# [What the task asks]
Here are some records; quote them exactly, leaving out the pictures.

# [Input material]

....................

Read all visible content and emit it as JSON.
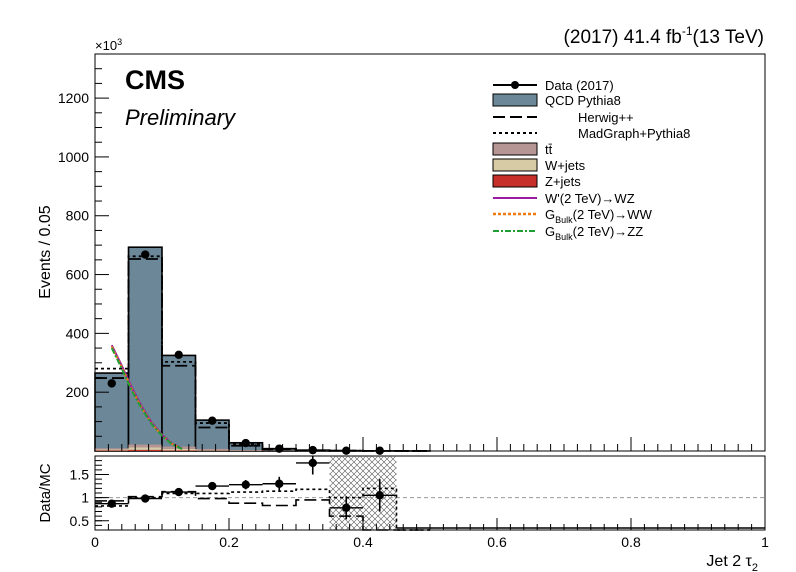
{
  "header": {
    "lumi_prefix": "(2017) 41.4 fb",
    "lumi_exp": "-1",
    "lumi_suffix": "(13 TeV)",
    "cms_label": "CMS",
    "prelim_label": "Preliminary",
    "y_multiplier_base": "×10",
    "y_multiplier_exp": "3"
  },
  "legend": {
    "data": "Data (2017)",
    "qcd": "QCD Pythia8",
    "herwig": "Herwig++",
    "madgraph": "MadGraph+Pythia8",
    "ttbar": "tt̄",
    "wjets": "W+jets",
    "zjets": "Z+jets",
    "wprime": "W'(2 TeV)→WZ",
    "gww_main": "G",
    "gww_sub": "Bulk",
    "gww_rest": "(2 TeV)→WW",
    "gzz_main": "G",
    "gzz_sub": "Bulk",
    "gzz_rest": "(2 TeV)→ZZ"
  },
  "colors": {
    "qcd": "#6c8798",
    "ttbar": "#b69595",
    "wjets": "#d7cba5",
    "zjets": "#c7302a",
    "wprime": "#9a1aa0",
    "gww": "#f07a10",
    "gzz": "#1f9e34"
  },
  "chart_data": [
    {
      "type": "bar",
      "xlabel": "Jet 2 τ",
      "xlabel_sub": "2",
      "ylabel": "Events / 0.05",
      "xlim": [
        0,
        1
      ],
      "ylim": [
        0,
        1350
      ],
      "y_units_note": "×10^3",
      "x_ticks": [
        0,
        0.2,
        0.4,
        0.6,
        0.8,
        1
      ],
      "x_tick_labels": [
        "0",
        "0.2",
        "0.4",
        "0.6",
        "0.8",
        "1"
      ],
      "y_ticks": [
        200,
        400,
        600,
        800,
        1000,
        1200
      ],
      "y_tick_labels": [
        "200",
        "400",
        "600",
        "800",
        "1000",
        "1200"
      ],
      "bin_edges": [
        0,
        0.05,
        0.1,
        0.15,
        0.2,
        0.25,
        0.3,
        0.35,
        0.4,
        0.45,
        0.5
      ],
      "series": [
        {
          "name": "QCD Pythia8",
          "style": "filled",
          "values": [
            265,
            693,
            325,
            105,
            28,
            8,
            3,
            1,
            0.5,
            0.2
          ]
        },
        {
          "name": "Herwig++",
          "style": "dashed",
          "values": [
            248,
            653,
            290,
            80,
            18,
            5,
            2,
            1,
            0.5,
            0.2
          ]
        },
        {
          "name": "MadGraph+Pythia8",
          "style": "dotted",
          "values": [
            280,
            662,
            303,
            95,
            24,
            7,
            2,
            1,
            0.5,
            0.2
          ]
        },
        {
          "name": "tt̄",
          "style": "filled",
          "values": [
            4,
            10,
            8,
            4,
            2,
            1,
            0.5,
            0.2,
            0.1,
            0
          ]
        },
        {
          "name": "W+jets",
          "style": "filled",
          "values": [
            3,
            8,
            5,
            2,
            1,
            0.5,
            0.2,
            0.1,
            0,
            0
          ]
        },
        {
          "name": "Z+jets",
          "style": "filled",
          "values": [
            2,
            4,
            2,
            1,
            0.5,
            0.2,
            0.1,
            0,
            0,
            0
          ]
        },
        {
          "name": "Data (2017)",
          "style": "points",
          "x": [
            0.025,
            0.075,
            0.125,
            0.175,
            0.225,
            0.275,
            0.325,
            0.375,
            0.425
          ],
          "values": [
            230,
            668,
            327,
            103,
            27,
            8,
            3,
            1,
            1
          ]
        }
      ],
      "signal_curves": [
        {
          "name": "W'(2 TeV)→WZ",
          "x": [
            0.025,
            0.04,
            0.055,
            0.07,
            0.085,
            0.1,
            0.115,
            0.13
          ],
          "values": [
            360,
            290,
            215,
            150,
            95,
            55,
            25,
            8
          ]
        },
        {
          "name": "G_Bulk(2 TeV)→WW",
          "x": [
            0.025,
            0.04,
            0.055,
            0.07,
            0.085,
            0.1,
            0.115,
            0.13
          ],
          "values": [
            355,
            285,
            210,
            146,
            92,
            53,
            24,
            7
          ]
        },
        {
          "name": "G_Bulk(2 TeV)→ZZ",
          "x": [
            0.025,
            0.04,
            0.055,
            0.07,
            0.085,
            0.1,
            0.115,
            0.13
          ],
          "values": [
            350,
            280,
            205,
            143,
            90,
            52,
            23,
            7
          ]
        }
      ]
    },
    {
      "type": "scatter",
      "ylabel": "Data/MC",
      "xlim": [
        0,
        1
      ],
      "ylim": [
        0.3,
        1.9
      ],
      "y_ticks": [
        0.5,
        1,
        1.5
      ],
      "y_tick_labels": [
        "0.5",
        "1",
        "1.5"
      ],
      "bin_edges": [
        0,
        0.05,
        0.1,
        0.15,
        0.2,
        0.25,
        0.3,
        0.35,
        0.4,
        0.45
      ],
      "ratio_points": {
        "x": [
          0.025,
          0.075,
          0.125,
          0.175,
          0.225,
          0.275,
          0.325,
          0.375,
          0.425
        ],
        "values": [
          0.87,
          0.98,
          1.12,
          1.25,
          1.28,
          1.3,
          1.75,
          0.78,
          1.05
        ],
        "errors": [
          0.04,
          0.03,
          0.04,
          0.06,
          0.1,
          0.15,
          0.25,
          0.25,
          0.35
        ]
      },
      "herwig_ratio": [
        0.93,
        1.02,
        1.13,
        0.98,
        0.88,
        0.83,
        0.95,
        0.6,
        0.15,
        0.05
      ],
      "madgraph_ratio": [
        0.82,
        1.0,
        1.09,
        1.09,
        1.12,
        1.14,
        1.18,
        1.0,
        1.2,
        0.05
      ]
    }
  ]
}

....................

# [Written response]
Read all visible content and emit it as JSON.
{
  "header": {
    "lumi_prefix": "(2017) 41.4 fb",
    "lumi_exp": "-1",
    "lumi_suffix": "(13 TeV)",
    "cms_label": "CMS",
    "prelim_label": "Preliminary",
    "y_multiplier_base": "×10",
    "y_multiplier_exp": "3"
  },
  "legend": {
    "data": "Data (2017)",
    "qcd": "QCD Pythia8",
    "herwig": "Herwig++",
    "madgraph": "MadGraph+Pythia8",
    "ttbar": "tt̄",
    "wjets": "W+jets",
    "zjets": "Z+jets",
    "wprime": "W'(2 TeV)→WZ",
    "gww_main": "G",
    "gww_sub": "Bulk",
    "gww_rest": "(2 TeV)→WW",
    "gzz_main": "G",
    "gzz_sub": "Bulk",
    "gzz_rest": "(2 TeV)→ZZ"
  },
  "colors": {
    "qcd": "#6c8798",
    "ttbar": "#b69595",
    "wjets": "#d7cba5",
    "zjets": "#c7302a",
    "wprime": "#9a1aa0",
    "gww": "#f07a10",
    "gzz": "#1f9e34"
  },
  "chart_data": [
    {
      "type": "bar",
      "xlabel": "Jet 2 τ",
      "xlabel_sub": "2",
      "ylabel": "Events / 0.05",
      "xlim": [
        0,
        1
      ],
      "ylim": [
        0,
        1350
      ],
      "y_units_note": "×10^3",
      "x_ticks": [
        0,
        0.2,
        0.4,
        0.6,
        0.8,
        1
      ],
      "x_tick_labels": [
        "0",
        "0.2",
        "0.4",
        "0.6",
        "0.8",
        "1"
      ],
      "y_ticks": [
        200,
        400,
        600,
        800,
        1000,
        1200
      ],
      "y_tick_labels": [
        "200",
        "400",
        "600",
        "800",
        "1000",
        "1200"
      ],
      "bin_edges": [
        0,
        0.05,
        0.1,
        0.15,
        0.2,
        0.25,
        0.3,
        0.35,
        0.4,
        0.45,
        0.5
      ],
      "series": [
        {
          "name": "QCD Pythia8",
          "style": "filled",
          "values": [
            265,
            693,
            325,
            105,
            28,
            8,
            3,
            1,
            0.5,
            0.2
          ]
        },
        {
          "name": "Herwig++",
          "style": "dashed",
          "values": [
            248,
            653,
            290,
            80,
            18,
            5,
            2,
            1,
            0.5,
            0.2
          ]
        },
        {
          "name": "MadGraph+Pythia8",
          "style": "dotted",
          "values": [
            280,
            662,
            303,
            95,
            24,
            7,
            2,
            1,
            0.5,
            0.2
          ]
        },
        {
          "name": "tt̄",
          "style": "filled",
          "values": [
            4,
            10,
            8,
            4,
            2,
            1,
            0.5,
            0.2,
            0.1,
            0
          ]
        },
        {
          "name": "W+jets",
          "style": "filled",
          "values": [
            3,
            8,
            5,
            2,
            1,
            0.5,
            0.2,
            0.1,
            0,
            0
          ]
        },
        {
          "name": "Z+jets",
          "style": "filled",
          "values": [
            2,
            4,
            2,
            1,
            0.5,
            0.2,
            0.1,
            0,
            0,
            0
          ]
        },
        {
          "name": "Data (2017)",
          "style": "points",
          "x": [
            0.025,
            0.075,
            0.125,
            0.175,
            0.225,
            0.275,
            0.325,
            0.375,
            0.425
          ],
          "values": [
            230,
            668,
            327,
            103,
            27,
            8,
            3,
            1,
            1
          ]
        }
      ],
      "signal_curves": [
        {
          "name": "W'(2 TeV)→WZ",
          "x": [
            0.025,
            0.04,
            0.055,
            0.07,
            0.085,
            0.1,
            0.115,
            0.13
          ],
          "values": [
            360,
            290,
            215,
            150,
            95,
            55,
            25,
            8
          ]
        },
        {
          "name": "G_Bulk(2 TeV)→WW",
          "x": [
            0.025,
            0.04,
            0.055,
            0.07,
            0.085,
            0.1,
            0.115,
            0.13
          ],
          "values": [
            355,
            285,
            210,
            146,
            92,
            53,
            24,
            7
          ]
        },
        {
          "name": "G_Bulk(2 TeV)→ZZ",
          "x": [
            0.025,
            0.04,
            0.055,
            0.07,
            0.085,
            0.1,
            0.115,
            0.13
          ],
          "values": [
            350,
            280,
            205,
            143,
            90,
            52,
            23,
            7
          ]
        }
      ]
    },
    {
      "type": "scatter",
      "ylabel": "Data/MC",
      "xlim": [
        0,
        1
      ],
      "ylim": [
        0.3,
        1.9
      ],
      "y_ticks": [
        0.5,
        1,
        1.5
      ],
      "y_tick_labels": [
        "0.5",
        "1",
        "1.5"
      ],
      "bin_edges": [
        0,
        0.05,
        0.1,
        0.15,
        0.2,
        0.25,
        0.3,
        0.35,
        0.4,
        0.45
      ],
      "ratio_points": {
        "x": [
          0.025,
          0.075,
          0.125,
          0.175,
          0.225,
          0.275,
          0.325,
          0.375,
          0.425
        ],
        "values": [
          0.87,
          0.98,
          1.12,
          1.25,
          1.28,
          1.3,
          1.75,
          0.78,
          1.05
        ],
        "errors": [
          0.04,
          0.03,
          0.04,
          0.06,
          0.1,
          0.15,
          0.25,
          0.25,
          0.35
        ]
      },
      "herwig_ratio": [
        0.93,
        1.02,
        1.13,
        0.98,
        0.88,
        0.83,
        0.95,
        0.6,
        0.15,
        0.05
      ],
      "madgraph_ratio": [
        0.82,
        1.0,
        1.09,
        1.09,
        1.12,
        1.14,
        1.18,
        1.0,
        1.2,
        0.05
      ]
    }
  ]
}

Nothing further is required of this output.